▶ [Фрагмент страницы]
┌──
Он долго молчал.
— Хорошо... Я их не отправлю. Если буду еще здесь, отдам вам при освобождении... Те тетради я прочел с интересом.
Он посмотрел на меня с добрым мальчишеским любопытством. Он явно не верил, что я враг народа, что справедливо лишить меня возможности писать. Ему, пожалуй, хотелось бы расспросить о написанном, сказать свое мнение, не как оперуполномоченному, а как читателю... Но он только дружески улыбнулся: — Можете не волноваться, все будет цело...
— Спасибо!
— За нарушение дисциплины я отдам приказ — трое суток карцера с выводом на работу... Можете быть свободны...
Я ушла.
Карцер с выводом на работу? Это почти формальное наказание: целый день ходишь по лагерю, как и все, питаешься не штрафным, а обычным пайком, с бригадой; после поверки отправляешься в карцер, захватив с собой постель, а утром опять выходишь на работу. Начальник режима был явно разочарован.
Но что я буду делать с бумагами, если и получу их при освобождении? Ведь они теперь груда оборванных листов, так перепутанных, что вряд ли я смогу разобраться, когда забуду. Разорванные странички...
Недели две я раздумывала, наконец решилась: пошла к нему на прием.
— Гражданин начальник, вы не отправили мои рукописи в управление?
— Нет, я же вам обещал оставить их у себя, — удивленно сказал он.
— Да, спасибо. Но они превращены в такую кашу, что я боюсь, что через полтора года уже не смогу их разобрать, если их так оставить. Да и вам удобнее хранить их приведенными в порядок.
└──
▶ [Строки данных]
┌──
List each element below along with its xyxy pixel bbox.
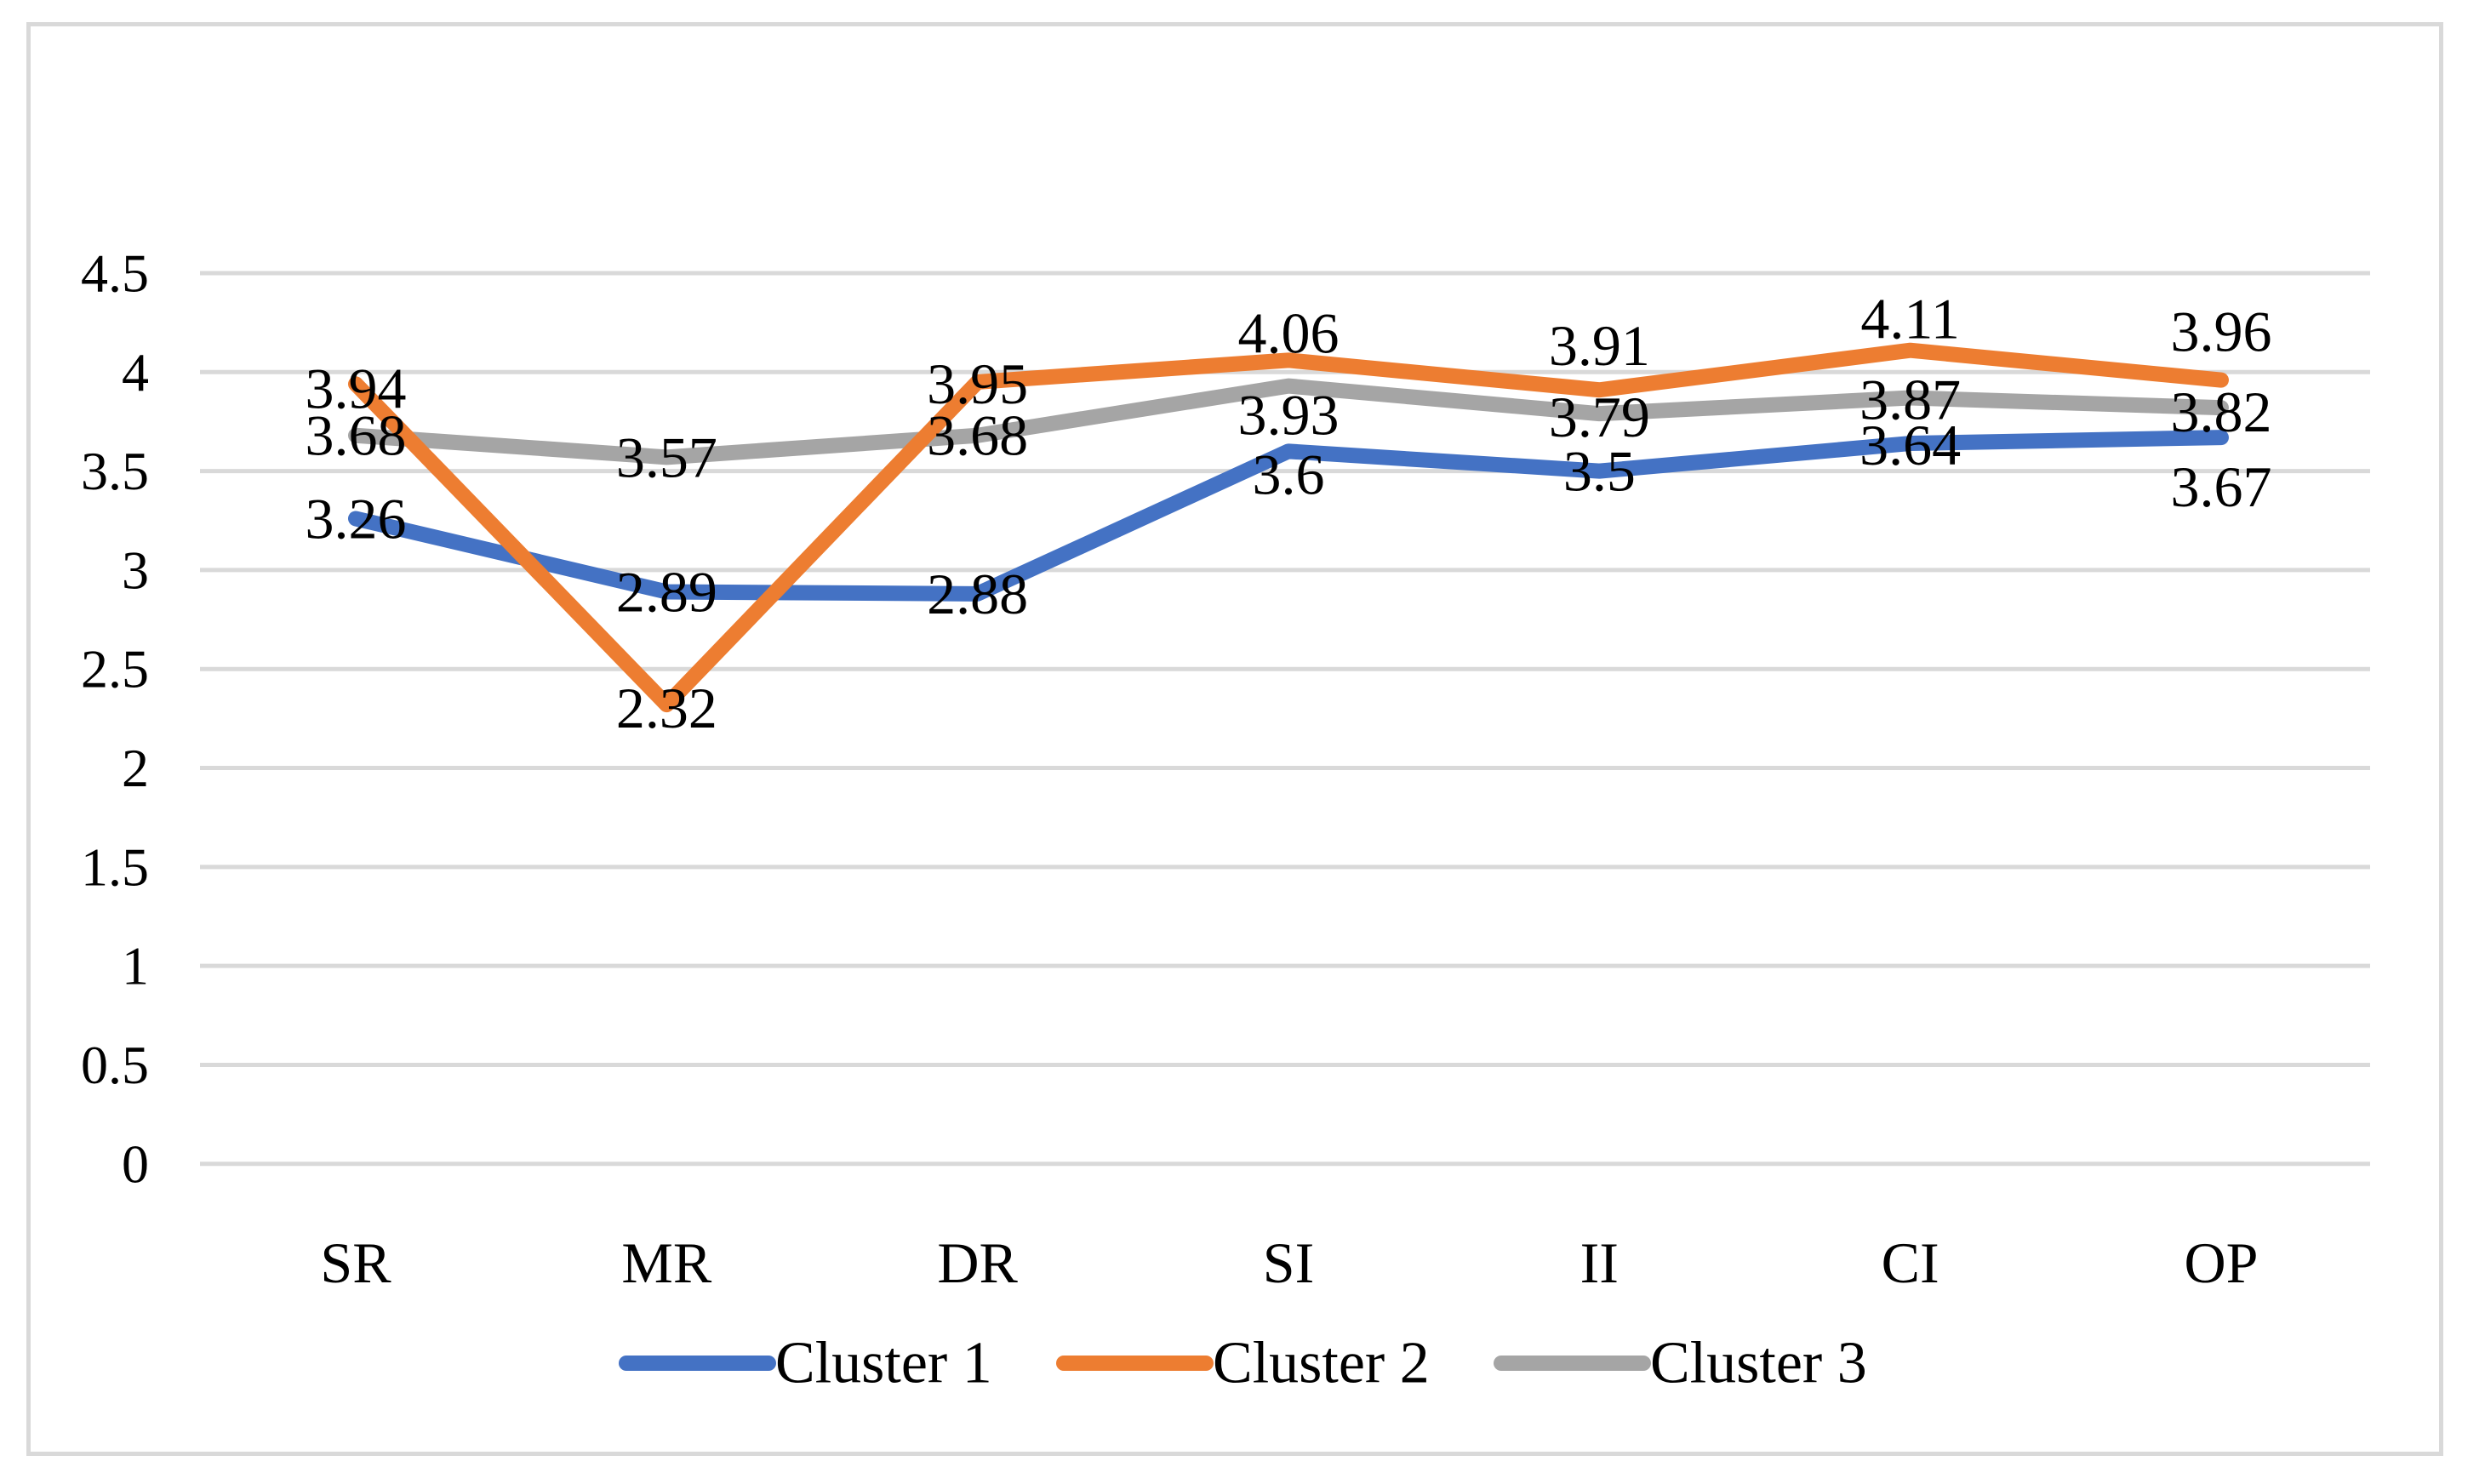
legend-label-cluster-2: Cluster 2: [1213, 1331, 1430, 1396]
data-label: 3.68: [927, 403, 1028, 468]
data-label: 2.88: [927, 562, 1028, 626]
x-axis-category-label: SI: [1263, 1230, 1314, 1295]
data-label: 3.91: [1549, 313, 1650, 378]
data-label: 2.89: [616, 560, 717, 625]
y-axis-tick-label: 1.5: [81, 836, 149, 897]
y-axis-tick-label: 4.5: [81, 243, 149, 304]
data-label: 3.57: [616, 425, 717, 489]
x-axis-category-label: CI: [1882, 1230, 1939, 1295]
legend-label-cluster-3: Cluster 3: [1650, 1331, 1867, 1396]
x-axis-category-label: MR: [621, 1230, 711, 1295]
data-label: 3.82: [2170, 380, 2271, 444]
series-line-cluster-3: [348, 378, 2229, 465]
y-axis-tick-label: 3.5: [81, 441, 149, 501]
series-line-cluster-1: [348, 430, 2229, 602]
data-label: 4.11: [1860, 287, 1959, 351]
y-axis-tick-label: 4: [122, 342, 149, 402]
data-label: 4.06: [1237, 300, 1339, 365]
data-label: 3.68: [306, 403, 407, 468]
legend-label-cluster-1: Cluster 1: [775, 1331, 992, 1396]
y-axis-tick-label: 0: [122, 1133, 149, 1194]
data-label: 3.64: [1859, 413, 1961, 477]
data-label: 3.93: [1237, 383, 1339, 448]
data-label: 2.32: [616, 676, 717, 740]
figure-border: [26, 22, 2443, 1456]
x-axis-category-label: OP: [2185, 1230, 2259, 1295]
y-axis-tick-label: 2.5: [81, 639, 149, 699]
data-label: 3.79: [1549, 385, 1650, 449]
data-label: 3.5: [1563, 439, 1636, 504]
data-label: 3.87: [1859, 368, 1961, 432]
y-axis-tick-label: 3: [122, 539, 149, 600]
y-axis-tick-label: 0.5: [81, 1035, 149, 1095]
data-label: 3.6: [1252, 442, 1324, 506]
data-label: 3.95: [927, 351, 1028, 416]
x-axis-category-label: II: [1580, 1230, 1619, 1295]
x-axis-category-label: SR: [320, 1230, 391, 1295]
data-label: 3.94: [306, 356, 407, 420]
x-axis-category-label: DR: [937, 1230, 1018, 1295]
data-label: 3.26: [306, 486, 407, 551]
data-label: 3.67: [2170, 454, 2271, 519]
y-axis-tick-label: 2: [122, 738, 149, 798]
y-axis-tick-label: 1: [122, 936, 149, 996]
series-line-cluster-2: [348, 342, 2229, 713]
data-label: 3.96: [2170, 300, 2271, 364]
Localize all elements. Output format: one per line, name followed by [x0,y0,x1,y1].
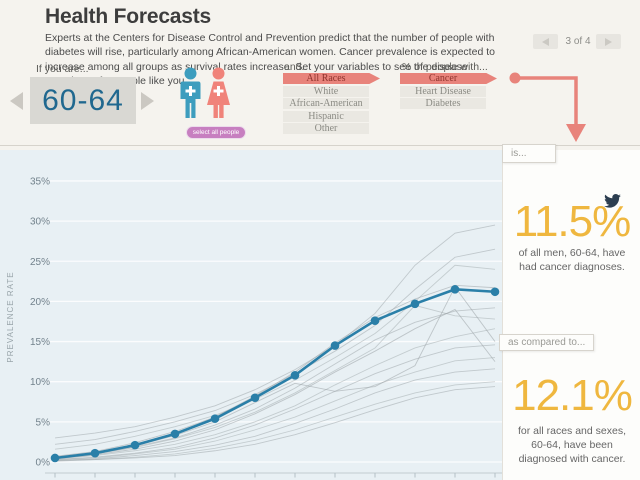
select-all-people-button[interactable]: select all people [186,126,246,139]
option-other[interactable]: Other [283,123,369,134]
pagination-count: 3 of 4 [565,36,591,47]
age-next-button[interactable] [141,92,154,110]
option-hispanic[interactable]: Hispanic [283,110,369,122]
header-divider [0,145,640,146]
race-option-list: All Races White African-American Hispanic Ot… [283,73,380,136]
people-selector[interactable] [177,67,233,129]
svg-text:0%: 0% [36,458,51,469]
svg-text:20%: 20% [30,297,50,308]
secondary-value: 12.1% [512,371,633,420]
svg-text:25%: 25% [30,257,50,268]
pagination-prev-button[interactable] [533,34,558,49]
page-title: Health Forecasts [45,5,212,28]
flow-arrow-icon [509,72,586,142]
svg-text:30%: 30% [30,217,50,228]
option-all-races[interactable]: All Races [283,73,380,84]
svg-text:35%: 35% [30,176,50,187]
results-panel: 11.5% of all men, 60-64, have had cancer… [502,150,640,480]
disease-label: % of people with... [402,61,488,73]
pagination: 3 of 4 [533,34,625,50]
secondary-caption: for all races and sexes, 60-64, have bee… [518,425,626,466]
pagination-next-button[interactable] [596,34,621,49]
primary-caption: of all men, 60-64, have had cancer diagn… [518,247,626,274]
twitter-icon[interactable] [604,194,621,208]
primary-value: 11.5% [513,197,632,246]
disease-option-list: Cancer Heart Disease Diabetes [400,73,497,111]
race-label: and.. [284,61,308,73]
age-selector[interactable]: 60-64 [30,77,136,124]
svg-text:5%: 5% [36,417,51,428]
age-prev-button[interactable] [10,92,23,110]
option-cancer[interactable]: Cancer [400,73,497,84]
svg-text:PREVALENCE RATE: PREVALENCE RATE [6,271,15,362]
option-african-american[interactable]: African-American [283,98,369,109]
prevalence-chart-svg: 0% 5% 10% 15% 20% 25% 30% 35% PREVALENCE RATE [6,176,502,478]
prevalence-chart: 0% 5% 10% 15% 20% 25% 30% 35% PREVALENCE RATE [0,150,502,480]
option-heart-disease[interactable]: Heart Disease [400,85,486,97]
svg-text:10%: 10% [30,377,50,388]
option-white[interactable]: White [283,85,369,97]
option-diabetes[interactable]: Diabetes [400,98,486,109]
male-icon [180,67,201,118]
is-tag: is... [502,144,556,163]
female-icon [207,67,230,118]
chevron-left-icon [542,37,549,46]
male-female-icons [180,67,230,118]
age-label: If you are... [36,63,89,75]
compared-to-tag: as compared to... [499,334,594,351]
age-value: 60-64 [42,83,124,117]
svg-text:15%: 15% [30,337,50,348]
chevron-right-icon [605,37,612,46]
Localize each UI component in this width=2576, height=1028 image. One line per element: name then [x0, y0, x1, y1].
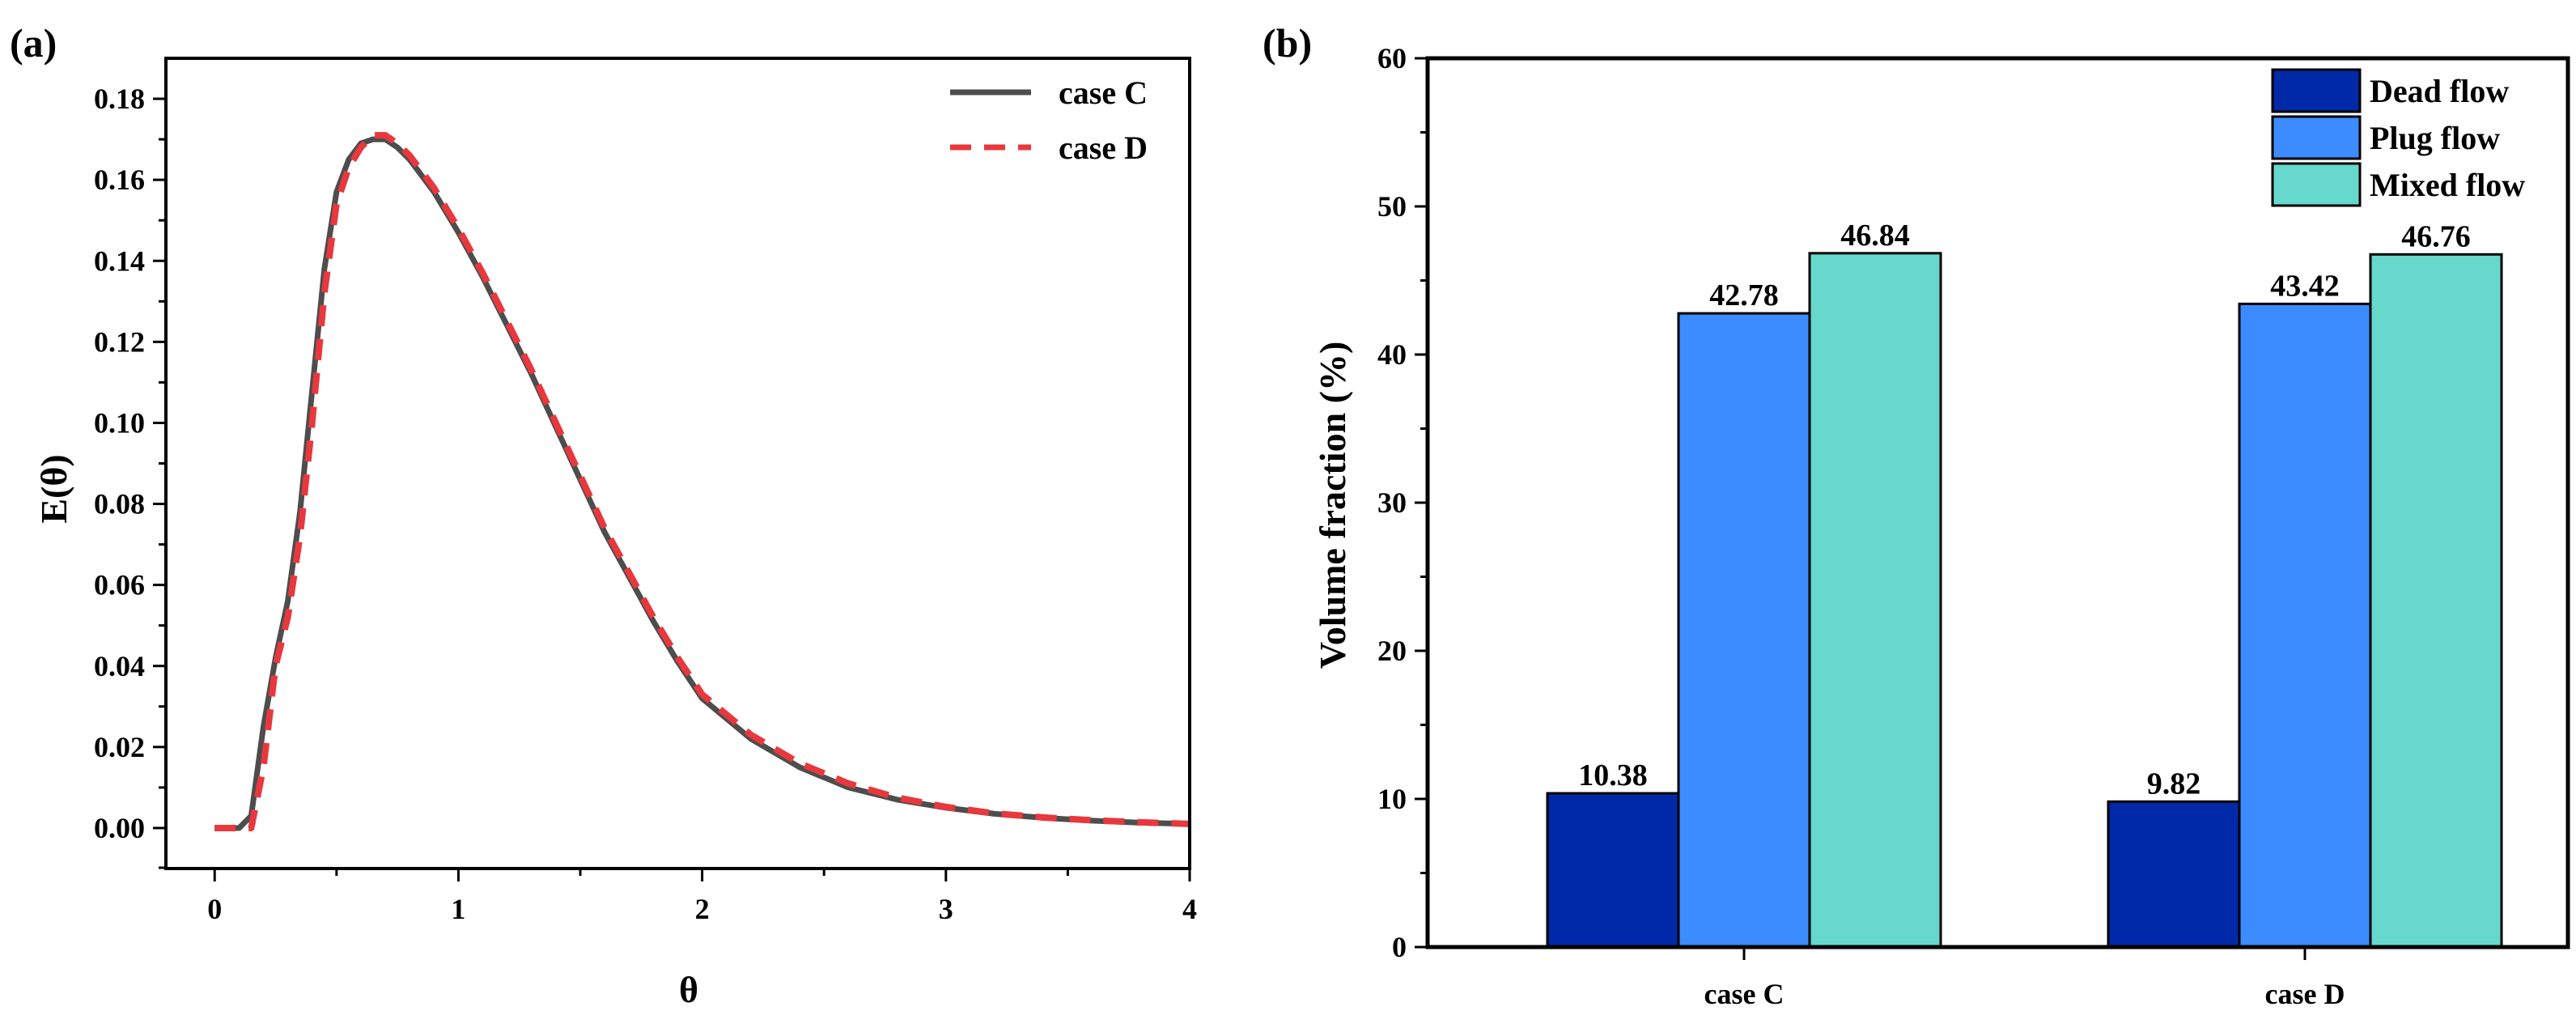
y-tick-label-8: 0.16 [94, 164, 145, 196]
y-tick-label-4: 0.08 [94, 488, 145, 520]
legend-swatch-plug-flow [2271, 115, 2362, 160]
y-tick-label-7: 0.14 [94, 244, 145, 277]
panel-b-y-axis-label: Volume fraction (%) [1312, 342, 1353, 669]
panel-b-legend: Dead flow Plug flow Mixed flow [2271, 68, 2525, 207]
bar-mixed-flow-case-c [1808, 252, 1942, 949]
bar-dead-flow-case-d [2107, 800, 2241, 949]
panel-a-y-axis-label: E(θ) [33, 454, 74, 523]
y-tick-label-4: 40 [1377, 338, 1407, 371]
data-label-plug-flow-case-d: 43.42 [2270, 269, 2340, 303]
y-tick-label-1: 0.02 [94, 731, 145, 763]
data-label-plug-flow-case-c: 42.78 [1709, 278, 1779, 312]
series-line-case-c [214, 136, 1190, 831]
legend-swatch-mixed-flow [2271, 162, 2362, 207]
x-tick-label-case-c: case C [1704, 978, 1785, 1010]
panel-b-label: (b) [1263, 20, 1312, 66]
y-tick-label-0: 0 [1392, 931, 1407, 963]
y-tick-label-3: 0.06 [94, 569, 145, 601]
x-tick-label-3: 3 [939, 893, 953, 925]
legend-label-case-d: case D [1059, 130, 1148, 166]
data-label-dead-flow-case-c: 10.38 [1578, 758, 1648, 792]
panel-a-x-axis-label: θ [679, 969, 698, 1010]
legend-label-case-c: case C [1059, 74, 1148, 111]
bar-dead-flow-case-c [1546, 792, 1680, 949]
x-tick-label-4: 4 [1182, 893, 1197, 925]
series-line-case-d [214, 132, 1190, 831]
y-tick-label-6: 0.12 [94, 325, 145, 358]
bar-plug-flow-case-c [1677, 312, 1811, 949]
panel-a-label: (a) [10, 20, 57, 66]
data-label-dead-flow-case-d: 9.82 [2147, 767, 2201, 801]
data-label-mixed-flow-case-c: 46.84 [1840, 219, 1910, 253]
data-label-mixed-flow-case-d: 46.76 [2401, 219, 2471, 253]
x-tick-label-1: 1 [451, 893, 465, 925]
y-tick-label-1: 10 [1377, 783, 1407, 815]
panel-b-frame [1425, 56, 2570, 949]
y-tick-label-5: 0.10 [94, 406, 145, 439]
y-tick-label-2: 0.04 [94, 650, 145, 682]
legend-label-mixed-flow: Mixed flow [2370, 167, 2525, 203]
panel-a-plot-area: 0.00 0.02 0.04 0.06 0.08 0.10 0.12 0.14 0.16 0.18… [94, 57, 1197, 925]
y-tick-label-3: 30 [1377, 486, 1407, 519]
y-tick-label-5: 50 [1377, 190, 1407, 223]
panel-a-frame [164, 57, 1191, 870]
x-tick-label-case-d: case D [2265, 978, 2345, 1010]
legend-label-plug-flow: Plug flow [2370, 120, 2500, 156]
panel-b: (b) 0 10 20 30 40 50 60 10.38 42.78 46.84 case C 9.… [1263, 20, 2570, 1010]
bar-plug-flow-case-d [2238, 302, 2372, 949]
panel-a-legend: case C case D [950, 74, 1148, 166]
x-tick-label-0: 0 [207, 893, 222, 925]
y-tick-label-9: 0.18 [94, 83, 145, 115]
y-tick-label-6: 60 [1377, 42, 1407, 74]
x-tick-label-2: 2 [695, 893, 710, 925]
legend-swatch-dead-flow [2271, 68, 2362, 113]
└──
▶ [Письменное задание] Какое наказание за нарушение дисциплины объявлено во фрагменте страницы?

▶ [Ответ на задание] Трое суток карцера с выводом на работу.